■ Task
Print the entries below word for word; the pictures stay out of your copy.

■ Extracted records
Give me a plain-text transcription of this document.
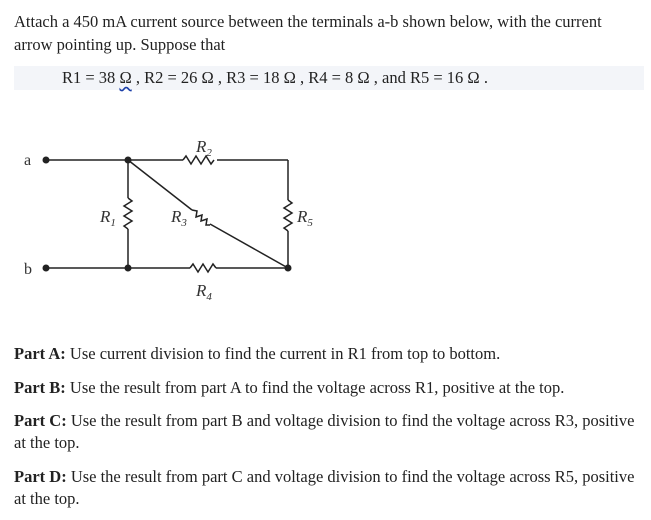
Attach a 450 mA current source between the terminals a-b shown below, with the current arrow pointing up. Suppose that
R1 = 38 Ω , R2 = 26 Ω , R3 = 18 Ω , R4 = 8 Ω , and R5 = 16 Ω .
a
b
$R_1$
$R_2$
$R_3$
$R_4$
$R_5$
Part A: Use current division to find the current in R1 from top to bottom.
Part B: Use the result from part A to find the voltage across R1, positive at the top.
Part C: Use the result from part B and voltage division to find the voltage across R3, positive at the top.
Part D: Use the result from part C and voltage division to find the voltage across R5, positive at the top.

■ Full answer
Give me a plain-text transcription of this document.
Attach a 450 mA current source between the terminals a-b shown below, with the current arrow pointing up. Suppose that
R1 = 38 Ω , R2 = 26 Ω , R3 = 18 Ω , R4 = 8 Ω , and R5 = 16 Ω .
a
b
$R_1$
$R_2$
$R_3$
$R_4$
$R_5$
Part A: Use current division to find the current in R1 from top to bottom.
Part B: Use the result from part A to find the voltage across R1, positive at the top.
Part C: Use the result from part B and voltage division to find the voltage across R3, positive at the top.
Part D: Use the result from part C and voltage division to find the voltage across R5, positive at the top.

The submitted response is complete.